[A run of records]
=-=-=-=-=
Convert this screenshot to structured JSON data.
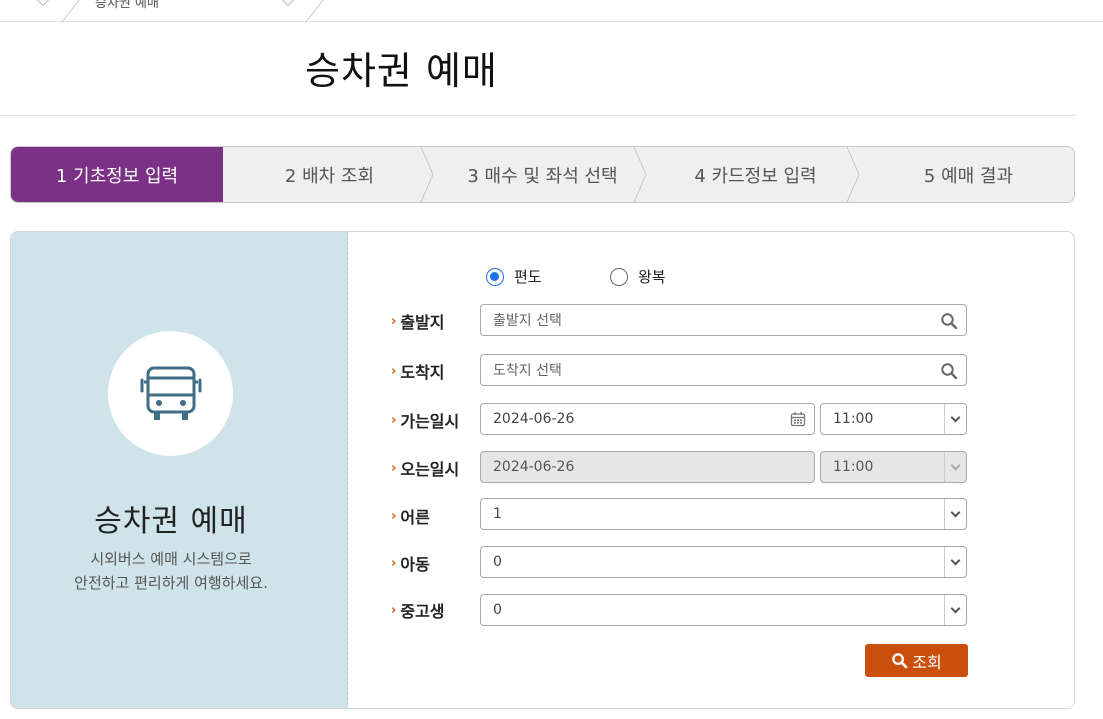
{
  "breadcrumb": {
    "current": "승차권 예매"
  },
  "page": {
    "title": "승차권 예매"
  },
  "steps": [
    {
      "label": "1 기초정보 입력",
      "active": true
    },
    {
      "label": "2 배차 조회",
      "active": false
    },
    {
      "label": "3 매수 및 좌석 선택",
      "active": false
    },
    {
      "label": "4 카드정보 입력",
      "active": false
    },
    {
      "label": "5 예매 결과",
      "active": false
    }
  ],
  "side": {
    "icon": "bus-icon",
    "title": "승차권 예매",
    "desc_line1": "시외버스 예매 시스템으로",
    "desc_line2": "안전하고 편리하게 여행하세요."
  },
  "form": {
    "trip_type": {
      "oneway": "편도",
      "roundtrip": "왕복",
      "selected": "편도"
    },
    "departure": {
      "label": "출발지",
      "placeholder": "출발지 선택"
    },
    "arrival": {
      "label": "도착지",
      "placeholder": "도착지 선택"
    },
    "go_datetime": {
      "label": "가는일시",
      "date": "2024-06-26",
      "time": "11:00"
    },
    "return_datetime": {
      "label": "오는일시",
      "date": "2024-06-26",
      "time": "11:00",
      "disabled": true
    },
    "adult": {
      "label": "어른",
      "value": "1"
    },
    "child": {
      "label": "아동",
      "value": "0"
    },
    "student": {
      "label": "중고생",
      "value": "0"
    },
    "search_button": "조회"
  },
  "colors": {
    "accent_purple": "#7b3185",
    "accent_orange": "#c8500c",
    "side_bg": "#cfe4ea"
  }
}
=-=-=-=-=
• **WHAT YOU NEED TO DO**: Produce an exact copy of each line of data, skipping embedded images.

• **RESULT BELOW**:
Convert this screenshot to structured JSON data.
{
  "breadcrumb": {
    "current": "승차권 예매"
  },
  "page": {
    "title": "승차권 예매"
  },
  "steps": [
    {
      "label": "1 기초정보 입력",
      "active": true
    },
    {
      "label": "2 배차 조회",
      "active": false
    },
    {
      "label": "3 매수 및 좌석 선택",
      "active": false
    },
    {
      "label": "4 카드정보 입력",
      "active": false
    },
    {
      "label": "5 예매 결과",
      "active": false
    }
  ],
  "side": {
    "icon": "bus-icon",
    "title": "승차권 예매",
    "desc_line1": "시외버스 예매 시스템으로",
    "desc_line2": "안전하고 편리하게 여행하세요."
  },
  "form": {
    "trip_type": {
      "oneway": "편도",
      "roundtrip": "왕복",
      "selected": "편도"
    },
    "departure": {
      "label": "출발지",
      "placeholder": "출발지 선택"
    },
    "arrival": {
      "label": "도착지",
      "placeholder": "도착지 선택"
    },
    "go_datetime": {
      "label": "가는일시",
      "date": "2024-06-26",
      "time": "11:00"
    },
    "return_datetime": {
      "label": "오는일시",
      "date": "2024-06-26",
      "time": "11:00",
      "disabled": true
    },
    "adult": {
      "label": "어른",
      "value": "1"
    },
    "child": {
      "label": "아동",
      "value": "0"
    },
    "student": {
      "label": "중고생",
      "value": "0"
    },
    "search_button": "조회"
  },
  "colors": {
    "accent_purple": "#7b3185",
    "accent_orange": "#c8500c",
    "side_bg": "#cfe4ea"
  }
}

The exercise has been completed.